>> START Given records
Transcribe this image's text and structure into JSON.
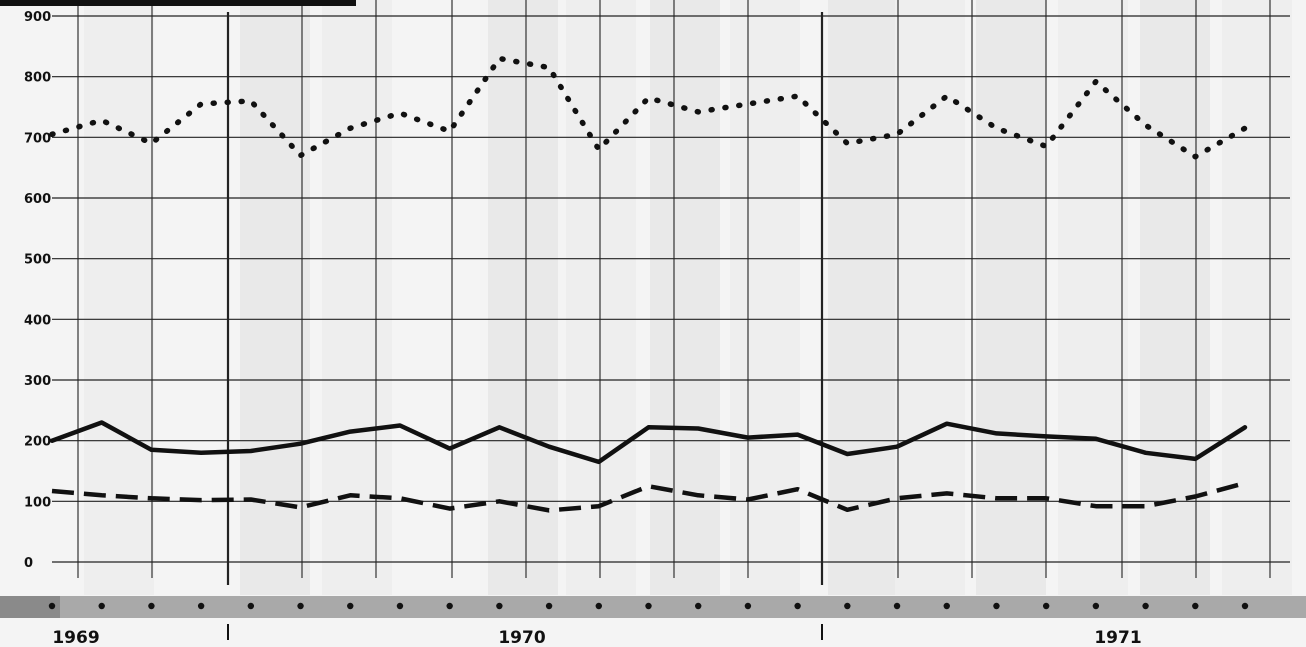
{
  "chart_data": {
    "type": "line",
    "title": "",
    "xlabel": "",
    "ylabel": "",
    "ylim": [
      0,
      900
    ],
    "yticks": [
      0,
      100,
      200,
      300,
      400,
      500,
      600,
      700,
      800,
      900
    ],
    "x_start": "1969",
    "x_end": "1971",
    "grid": true,
    "legend": "none",
    "year_labels": [
      "1969",
      "1970",
      "1971"
    ],
    "series": [
      {
        "style": "dotted",
        "color": "#111111",
        "values": [
          705,
          728,
          690,
          755,
          760,
          670,
          715,
          740,
          710,
          830,
          815,
          680,
          765,
          742,
          755,
          768,
          690,
          705,
          768,
          715,
          685,
          792,
          720,
          668,
          715
        ]
      },
      {
        "style": "solid",
        "color": "#111111",
        "values": [
          200,
          230,
          185,
          180,
          183,
          195,
          215,
          225,
          187,
          222,
          190,
          165,
          222,
          220,
          205,
          210,
          178,
          190,
          228,
          212,
          207,
          203,
          180,
          170,
          222
        ]
      },
      {
        "style": "dashed",
        "color": "#111111",
        "values": [
          117,
          110,
          105,
          102,
          103,
          90,
          110,
          105,
          88,
          100,
          85,
          92,
          125,
          110,
          103,
          120,
          86,
          105,
          113,
          105,
          105,
          92,
          92,
          108,
          130
        ]
      }
    ]
  }
}
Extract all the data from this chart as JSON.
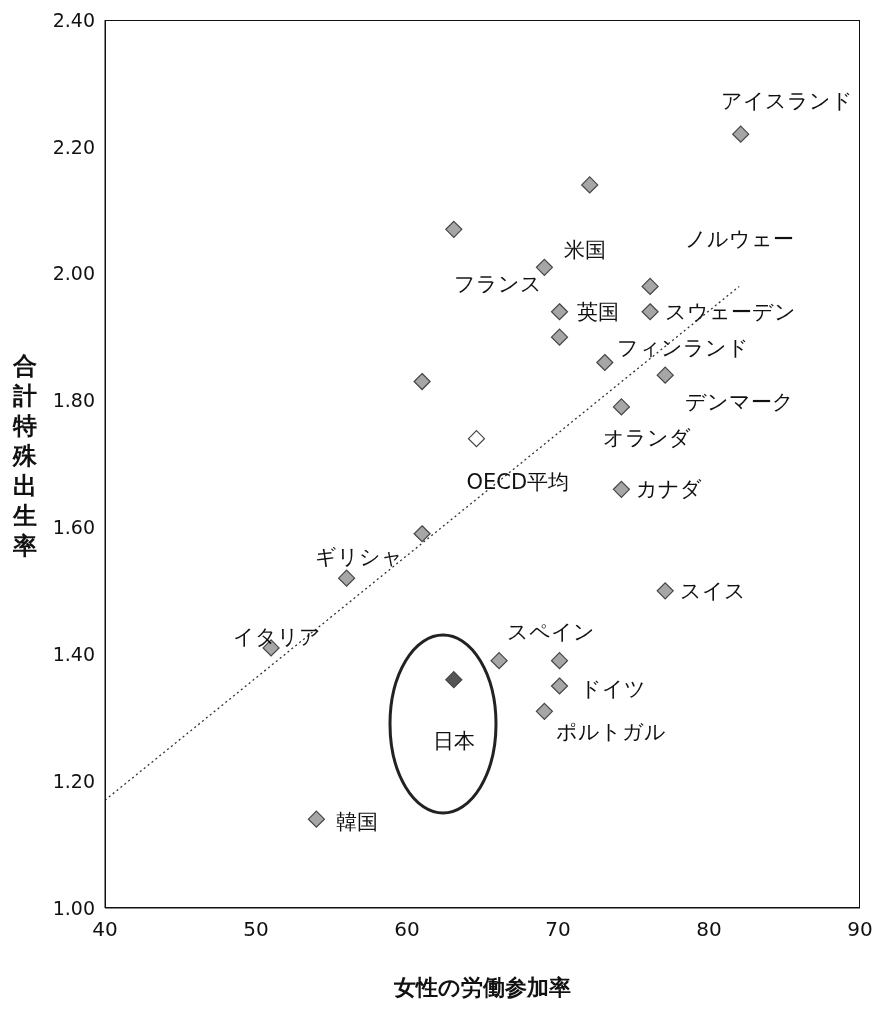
{
  "chart_data": {
    "type": "scatter",
    "xlabel": "女性の労働参加率",
    "ylabel": "合計特殊出生率",
    "xlim": [
      40,
      90
    ],
    "xticks": [
      40,
      50,
      60,
      70,
      80,
      90
    ],
    "ylim": [
      1.0,
      2.4
    ],
    "yticks": [
      {
        "value": 1.0,
        "label": "1.00"
      },
      {
        "value": 1.2,
        "label": "1.20"
      },
      {
        "value": 1.4,
        "label": "1.40"
      },
      {
        "value": 1.6,
        "label": "1.60"
      },
      {
        "value": 1.8,
        "label": "1.80"
      },
      {
        "value": 2.0,
        "label": "2.00"
      },
      {
        "value": 2.2,
        "label": "2.20"
      },
      {
        "value": 2.4,
        "label": "2.40"
      }
    ],
    "grid": false,
    "legend": false,
    "marker": "diamond",
    "series": [
      {
        "type": "scatter",
        "color": "#a6a6a6",
        "x": [
          82.1,
          72.1,
          63.1,
          69.1,
          76.1,
          70.1,
          76.1,
          70.1,
          73.1,
          61.0,
          77.1,
          74.2,
          64.6,
          74.2,
          61.0,
          56.0,
          77.1,
          51.0,
          66.1,
          70.1,
          70.1,
          63.1,
          69.1,
          54.0
        ],
        "values": [
          2.22,
          2.14,
          2.07,
          2.01,
          1.98,
          1.94,
          1.94,
          1.9,
          1.86,
          1.83,
          1.84,
          1.79,
          1.74,
          1.66,
          1.59,
          1.52,
          1.5,
          1.41,
          1.39,
          1.39,
          1.35,
          1.36,
          1.31,
          1.14
        ],
        "colors": [
          "#a6a6a6",
          "#a6a6a6",
          "#a6a6a6",
          "#a6a6a6",
          "#a6a6a6",
          "#a6a6a6",
          "#a6a6a6",
          "#a6a6a6",
          "#a6a6a6",
          "#a6a6a6",
          "#a6a6a6",
          "#a6a6a6",
          "#ffffff",
          "#a6a6a6",
          "#a6a6a6",
          "#a6a6a6",
          "#a6a6a6",
          "#a6a6a6",
          "#a6a6a6",
          "#a6a6a6",
          "#a6a6a6",
          "#555555",
          "#a6a6a6",
          "#a6a6a6"
        ]
      },
      {
        "type": "line",
        "color": "#333333",
        "line_style": "dotted",
        "marker": "none",
        "x": [
          40,
          82
        ],
        "values": [
          1.17,
          1.98
        ]
      }
    ],
    "annotations": [
      {
        "text": "アイスランド",
        "x": 82.1,
        "y": 2.22
      },
      {
        "text": "米国",
        "x": 69.1,
        "y": 2.01
      },
      {
        "text": "ノルウェー",
        "x": 76.1,
        "y": 1.98
      },
      {
        "text": "フランス",
        "x": 69.1,
        "y": 2.01
      },
      {
        "text": "英国",
        "x": 70.1,
        "y": 1.94
      },
      {
        "text": "スウェーデン",
        "x": 76.1,
        "y": 1.94
      },
      {
        "text": "フィンランド",
        "x": 73.1,
        "y": 1.86
      },
      {
        "text": "デンマーク",
        "x": 77.1,
        "y": 1.84
      },
      {
        "text": "オランダ",
        "x": 74.2,
        "y": 1.79
      },
      {
        "text": "OECD平均",
        "x": 64.6,
        "y": 1.74
      },
      {
        "text": "カナダ",
        "x": 74.2,
        "y": 1.66
      },
      {
        "text": "ギリシャ",
        "x": 56.0,
        "y": 1.52
      },
      {
        "text": "スイス",
        "x": 77.1,
        "y": 1.5
      },
      {
        "text": "イタリア",
        "x": 51.0,
        "y": 1.41
      },
      {
        "text": "スペイン",
        "x": 66.1,
        "y": 1.39
      },
      {
        "text": "ドイツ",
        "x": 70.1,
        "y": 1.35
      },
      {
        "text": "ポルトガル",
        "x": 69.1,
        "y": 1.31
      },
      {
        "text": "日本",
        "x": 63.1,
        "y": 1.36
      },
      {
        "text": "韓国",
        "x": 54.0,
        "y": 1.14
      }
    ]
  }
}
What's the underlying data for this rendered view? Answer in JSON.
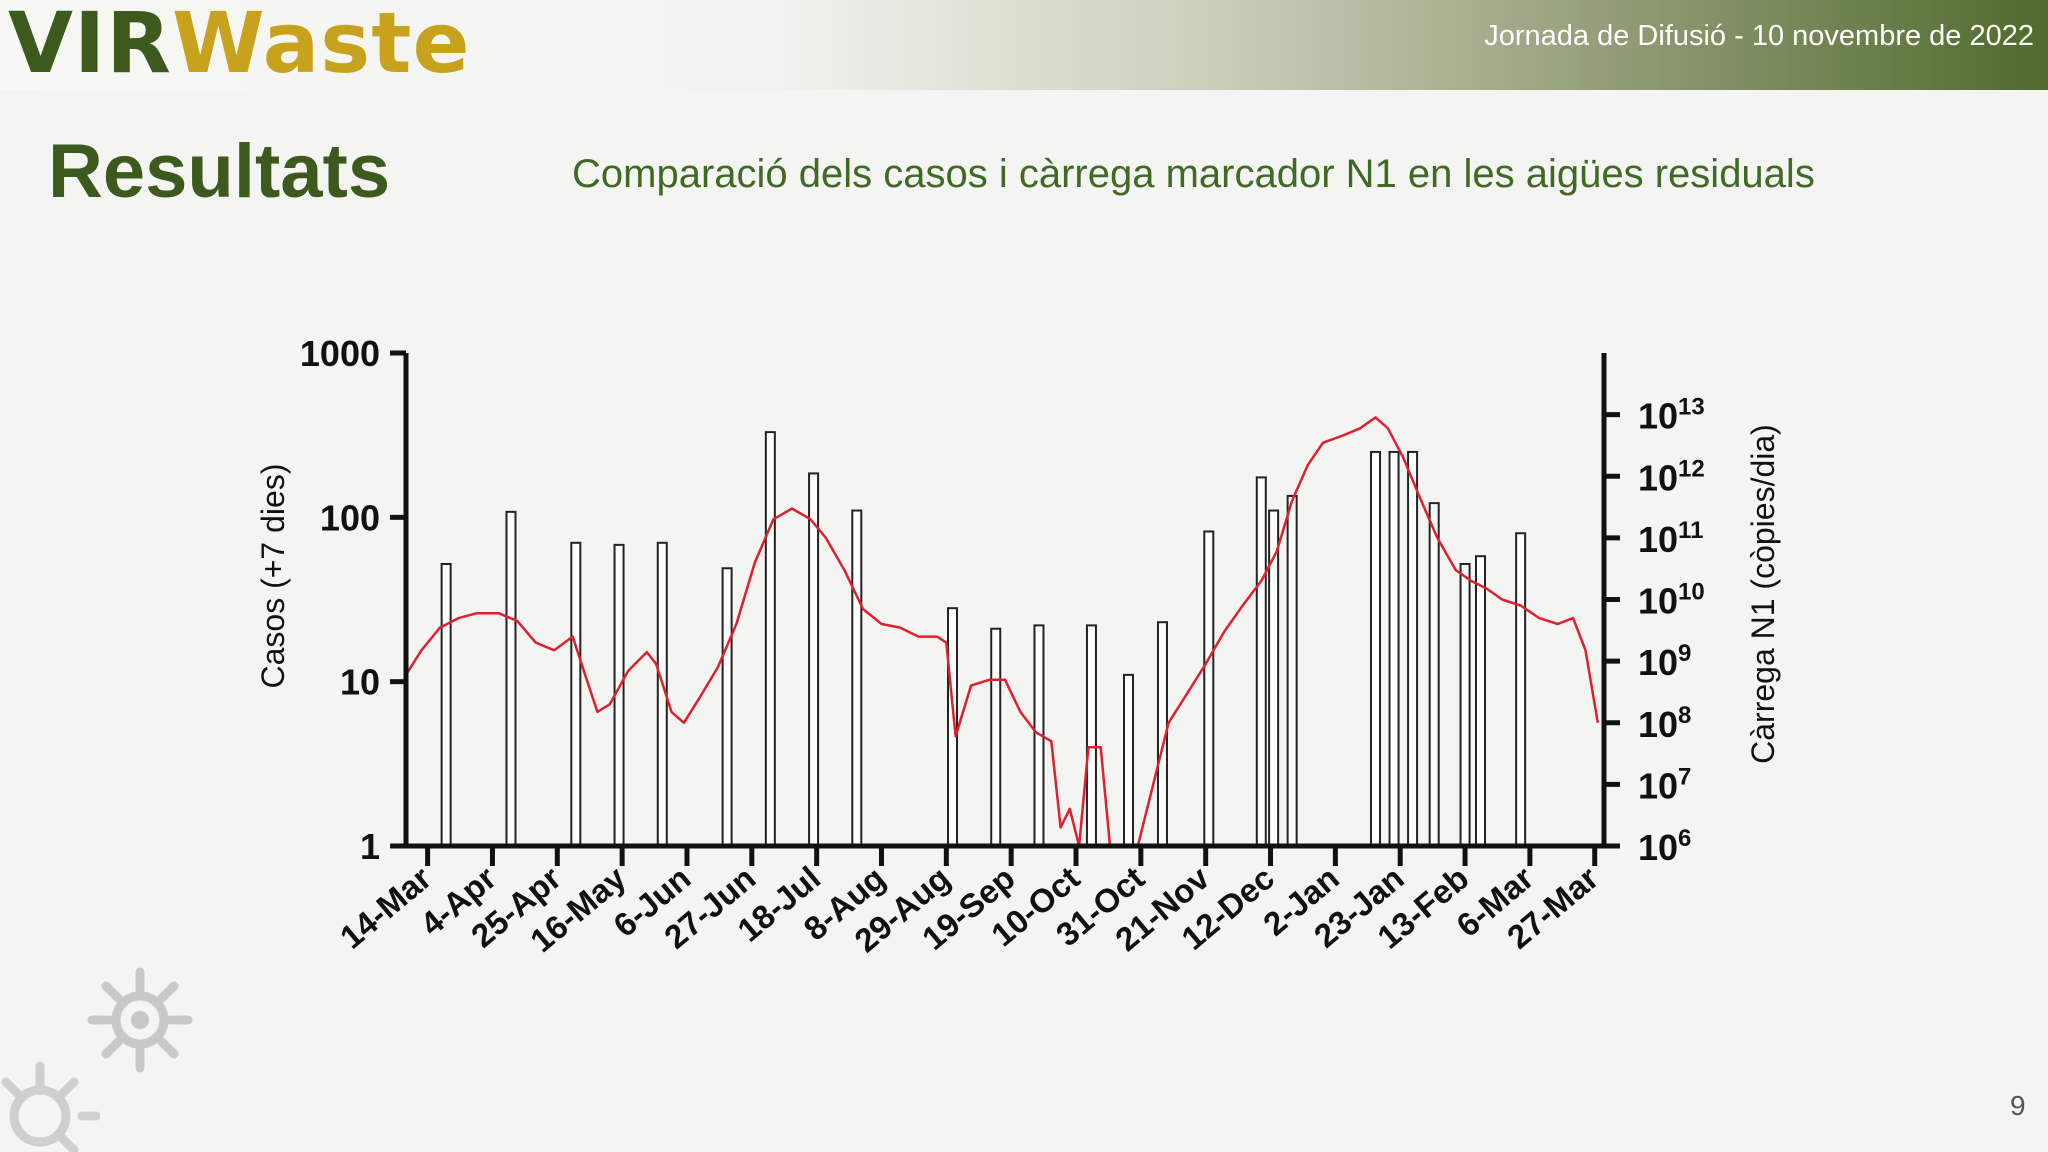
{
  "header": {
    "logo_part1": "VIR",
    "logo_part2": "Waste",
    "event": "Jornada de Difusió - 10 novembre de 2022"
  },
  "slide": {
    "title": "Resultats",
    "subtitle": "Comparació dels casos i càrrega marcador N1 en les aigües residuals",
    "page_number": "9"
  },
  "colors": {
    "brand_green": "#3d5a1e",
    "brand_gold": "#c9a21d",
    "line": "#e0202e",
    "bar": "#ffffff",
    "axis": "#111111"
  },
  "chart_data": {
    "type": "bar+line",
    "title": "",
    "xlabel": "",
    "ylabel_left": "Casos (+7 dies)",
    "ylabel_right": "Càrrega N1 (còpies/dia)",
    "y_left": {
      "scale": "log",
      "range": [
        1,
        1000
      ],
      "ticks": [
        "1",
        "10",
        "100",
        "1000"
      ]
    },
    "y_right": {
      "scale": "log",
      "range": [
        1000000,
        100000000000000
      ],
      "tick_exponents": [
        6,
        7,
        8,
        9,
        10,
        11,
        12,
        13
      ]
    },
    "x_range": [
      "2020-03-07",
      "2021-03-30"
    ],
    "x_ticks": [
      "14-Mar",
      "4-Apr",
      "25-Apr",
      "16-May",
      "6-Jun",
      "27-Jun",
      "18-Jul",
      "8-Aug",
      "29-Aug",
      "19-Sep",
      "10-Oct",
      "31-Oct",
      "21-Nov",
      "12-Dec",
      "2-Jan",
      "23-Jan",
      "13-Feb",
      "6-Mar",
      "27-Mar"
    ],
    "x_tick_dates": [
      "2020-03-14",
      "2020-04-04",
      "2020-04-25",
      "2020-05-16",
      "2020-06-06",
      "2020-06-27",
      "2020-07-18",
      "2020-08-08",
      "2020-08-29",
      "2020-09-19",
      "2020-10-10",
      "2020-10-31",
      "2020-11-21",
      "2020-12-12",
      "2021-01-02",
      "2021-01-23",
      "2021-02-13",
      "2021-03-06",
      "2021-03-27"
    ],
    "bars": {
      "name": "",
      "series_axis": "left",
      "dates": [
        "2020-03-20",
        "2020-04-10",
        "2020-05-01",
        "2020-05-15",
        "2020-05-29",
        "2020-06-19",
        "2020-07-03",
        "2020-07-17",
        "2020-07-31",
        "2020-08-31",
        "2020-09-14",
        "2020-09-28",
        "2020-10-15",
        "2020-10-27",
        "2020-11-07",
        "2020-11-22",
        "2020-12-09",
        "2020-12-13",
        "2020-12-19",
        "2021-01-15",
        "2021-01-21",
        "2021-01-27",
        "2021-02-03",
        "2021-02-13",
        "2021-02-18",
        "2021-03-03"
      ],
      "values": [
        52,
        108,
        70,
        68,
        70,
        49,
        330,
        185,
        110,
        28,
        21,
        22,
        22,
        11,
        23,
        82,
        175,
        110,
        135,
        250,
        250,
        250,
        122,
        52,
        58,
        80
      ]
    },
    "line": {
      "name": "",
      "series_axis": "right",
      "dates": [
        "2020-03-07",
        "2020-03-12",
        "2020-03-18",
        "2020-03-24",
        "2020-03-30",
        "2020-04-06",
        "2020-04-12",
        "2020-04-18",
        "2020-04-24",
        "2020-04-30",
        "2020-05-04",
        "2020-05-08",
        "2020-05-12",
        "2020-05-18",
        "2020-05-24",
        "2020-05-27",
        "2020-06-01",
        "2020-06-05",
        "2020-06-10",
        "2020-06-16",
        "2020-06-22",
        "2020-06-28",
        "2020-07-04",
        "2020-07-10",
        "2020-07-16",
        "2020-07-21",
        "2020-07-27",
        "2020-08-02",
        "2020-08-08",
        "2020-08-14",
        "2020-08-20",
        "2020-08-26",
        "2020-08-29",
        "2020-09-01",
        "2020-09-06",
        "2020-09-12",
        "2020-09-17",
        "2020-09-22",
        "2020-09-27",
        "2020-10-02",
        "2020-10-05",
        "2020-10-08",
        "2020-10-11",
        "2020-10-14",
        "2020-10-18",
        "2020-10-21",
        "2020-10-24",
        "2020-10-30",
        "2020-11-04",
        "2020-11-09",
        "2020-11-15",
        "2020-11-21",
        "2020-11-27",
        "2020-12-03",
        "2020-12-09",
        "2020-12-14",
        "2020-12-19",
        "2020-12-24",
        "2020-12-29",
        "2021-01-04",
        "2021-01-10",
        "2021-01-15",
        "2021-01-19",
        "2021-01-24",
        "2021-01-29",
        "2021-02-04",
        "2021-02-10",
        "2021-02-15",
        "2021-02-20",
        "2021-02-25",
        "2021-03-03",
        "2021-03-09",
        "2021-03-15",
        "2021-03-20",
        "2021-03-24",
        "2021-03-28"
      ],
      "values": [
        600000000,
        1500000000,
        3500000000,
        5000000000,
        6000000000,
        6000000000,
        4500000000,
        2000000000,
        1500000000,
        2500000000,
        600000000,
        150000000,
        200000000,
        700000000,
        1400000000,
        900000000,
        150000000,
        100000000,
        250000000,
        800000000,
        4000000000,
        40000000000,
        200000000000,
        300000000000,
        200000000000,
        100000000000,
        30000000000,
        7000000000,
        4000000000,
        3500000000,
        2500000000,
        2500000000,
        2000000000,
        60000000,
        400000000,
        500000000,
        500000000,
        150000000,
        70000000,
        50000000,
        2000000,
        4000000,
        1000000,
        40000000,
        40000000,
        1000000,
        1000000,
        1000000,
        10000000,
        100000000,
        300000000,
        900000000,
        3000000000,
        8000000000,
        20000000000,
        60000000000,
        400000000000,
        1500000000000,
        3500000000000,
        4500000000000,
        6000000000000,
        9000000000000,
        6000000000000,
        2000000000000,
        500000000000,
        100000000000,
        30000000000,
        20000000000,
        15000000000,
        10000000000,
        8000000000,
        5000000000,
        4000000000,
        5000000000,
        1500000000,
        100000000
      ]
    }
  }
}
>> END Given records
Given problem: Supply the count of lines in the entries that contain the word "JSON", and nothing besides.

Reply to the exercise: 3